## Stated goal
Copy out each line in the material below that has the word "Stäng".

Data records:
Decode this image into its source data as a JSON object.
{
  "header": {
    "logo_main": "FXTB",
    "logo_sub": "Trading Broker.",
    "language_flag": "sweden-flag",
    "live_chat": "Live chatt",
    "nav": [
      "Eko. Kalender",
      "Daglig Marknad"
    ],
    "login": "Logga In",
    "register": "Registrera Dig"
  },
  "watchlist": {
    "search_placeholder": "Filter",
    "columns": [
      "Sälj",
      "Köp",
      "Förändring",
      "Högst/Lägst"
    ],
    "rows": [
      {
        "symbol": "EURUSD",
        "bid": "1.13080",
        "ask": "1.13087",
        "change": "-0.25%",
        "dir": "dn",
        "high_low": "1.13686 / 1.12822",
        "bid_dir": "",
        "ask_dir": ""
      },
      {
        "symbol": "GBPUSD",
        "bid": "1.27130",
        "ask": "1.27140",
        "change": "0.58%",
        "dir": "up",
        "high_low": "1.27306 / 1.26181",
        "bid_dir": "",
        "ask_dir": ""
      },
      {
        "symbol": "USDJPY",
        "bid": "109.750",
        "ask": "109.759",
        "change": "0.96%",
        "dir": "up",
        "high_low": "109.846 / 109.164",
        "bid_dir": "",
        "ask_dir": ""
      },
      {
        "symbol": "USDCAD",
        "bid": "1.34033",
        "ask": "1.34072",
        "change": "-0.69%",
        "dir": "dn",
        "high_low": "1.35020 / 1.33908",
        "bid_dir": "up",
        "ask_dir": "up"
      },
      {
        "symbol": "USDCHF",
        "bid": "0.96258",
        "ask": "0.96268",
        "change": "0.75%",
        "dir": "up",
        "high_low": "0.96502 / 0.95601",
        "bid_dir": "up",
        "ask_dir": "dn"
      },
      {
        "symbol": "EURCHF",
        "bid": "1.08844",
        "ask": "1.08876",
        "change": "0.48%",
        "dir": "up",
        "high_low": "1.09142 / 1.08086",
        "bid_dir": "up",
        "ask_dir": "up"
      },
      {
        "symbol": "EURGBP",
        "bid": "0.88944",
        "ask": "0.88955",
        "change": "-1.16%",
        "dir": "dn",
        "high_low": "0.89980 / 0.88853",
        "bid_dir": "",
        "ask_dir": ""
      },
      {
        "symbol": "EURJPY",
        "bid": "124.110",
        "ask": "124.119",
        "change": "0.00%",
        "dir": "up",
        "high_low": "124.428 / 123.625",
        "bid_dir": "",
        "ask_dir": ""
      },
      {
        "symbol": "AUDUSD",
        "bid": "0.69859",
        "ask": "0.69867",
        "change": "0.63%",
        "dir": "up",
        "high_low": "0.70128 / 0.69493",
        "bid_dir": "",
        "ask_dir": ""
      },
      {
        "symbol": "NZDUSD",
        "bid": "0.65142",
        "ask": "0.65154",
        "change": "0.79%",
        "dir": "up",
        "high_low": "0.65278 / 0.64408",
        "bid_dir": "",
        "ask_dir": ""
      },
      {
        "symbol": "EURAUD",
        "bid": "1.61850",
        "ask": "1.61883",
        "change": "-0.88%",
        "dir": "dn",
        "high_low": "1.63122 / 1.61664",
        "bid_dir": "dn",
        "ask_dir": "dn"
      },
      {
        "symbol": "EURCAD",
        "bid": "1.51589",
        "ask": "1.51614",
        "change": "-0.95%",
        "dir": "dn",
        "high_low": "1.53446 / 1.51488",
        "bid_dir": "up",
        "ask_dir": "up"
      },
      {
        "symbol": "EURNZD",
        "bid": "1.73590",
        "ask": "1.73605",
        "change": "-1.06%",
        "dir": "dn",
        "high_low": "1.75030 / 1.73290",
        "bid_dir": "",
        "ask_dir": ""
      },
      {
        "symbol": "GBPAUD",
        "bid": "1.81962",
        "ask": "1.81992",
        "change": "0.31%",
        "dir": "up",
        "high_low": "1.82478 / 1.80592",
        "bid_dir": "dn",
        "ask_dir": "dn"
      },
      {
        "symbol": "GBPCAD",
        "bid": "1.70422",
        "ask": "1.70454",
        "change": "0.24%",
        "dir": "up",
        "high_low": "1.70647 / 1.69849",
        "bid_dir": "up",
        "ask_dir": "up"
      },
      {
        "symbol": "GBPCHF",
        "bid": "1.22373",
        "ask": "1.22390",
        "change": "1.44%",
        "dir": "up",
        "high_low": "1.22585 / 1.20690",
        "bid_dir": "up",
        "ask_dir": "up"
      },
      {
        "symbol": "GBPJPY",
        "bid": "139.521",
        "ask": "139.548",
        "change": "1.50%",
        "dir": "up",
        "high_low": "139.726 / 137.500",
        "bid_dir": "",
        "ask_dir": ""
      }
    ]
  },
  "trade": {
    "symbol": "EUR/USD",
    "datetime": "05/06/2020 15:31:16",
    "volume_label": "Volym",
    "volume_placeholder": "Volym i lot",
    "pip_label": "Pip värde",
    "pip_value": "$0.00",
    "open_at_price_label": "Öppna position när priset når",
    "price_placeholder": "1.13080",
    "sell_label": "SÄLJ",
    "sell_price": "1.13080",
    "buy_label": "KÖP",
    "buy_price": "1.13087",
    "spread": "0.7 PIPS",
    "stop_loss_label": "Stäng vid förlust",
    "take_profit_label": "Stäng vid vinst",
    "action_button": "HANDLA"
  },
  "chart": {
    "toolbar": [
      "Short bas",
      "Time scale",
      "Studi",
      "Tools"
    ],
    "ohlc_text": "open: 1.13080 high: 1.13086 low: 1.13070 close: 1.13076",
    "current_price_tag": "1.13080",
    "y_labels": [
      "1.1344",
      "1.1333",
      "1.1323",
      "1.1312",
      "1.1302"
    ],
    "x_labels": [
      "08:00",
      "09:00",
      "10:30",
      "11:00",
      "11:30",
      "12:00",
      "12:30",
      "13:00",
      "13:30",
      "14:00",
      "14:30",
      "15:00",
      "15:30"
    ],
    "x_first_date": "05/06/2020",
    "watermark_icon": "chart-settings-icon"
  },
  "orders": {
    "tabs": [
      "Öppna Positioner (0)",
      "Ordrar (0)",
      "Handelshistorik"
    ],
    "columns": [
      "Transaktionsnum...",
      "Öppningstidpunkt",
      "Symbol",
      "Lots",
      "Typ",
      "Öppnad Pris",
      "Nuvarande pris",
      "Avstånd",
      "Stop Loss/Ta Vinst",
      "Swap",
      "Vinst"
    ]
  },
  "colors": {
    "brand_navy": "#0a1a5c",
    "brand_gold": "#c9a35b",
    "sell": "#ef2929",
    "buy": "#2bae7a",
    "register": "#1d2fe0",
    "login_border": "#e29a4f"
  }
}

## Problem solution
    "stop_loss_label": "Stäng vid förlust",
    "take_profit_label": "Stäng vid vinst",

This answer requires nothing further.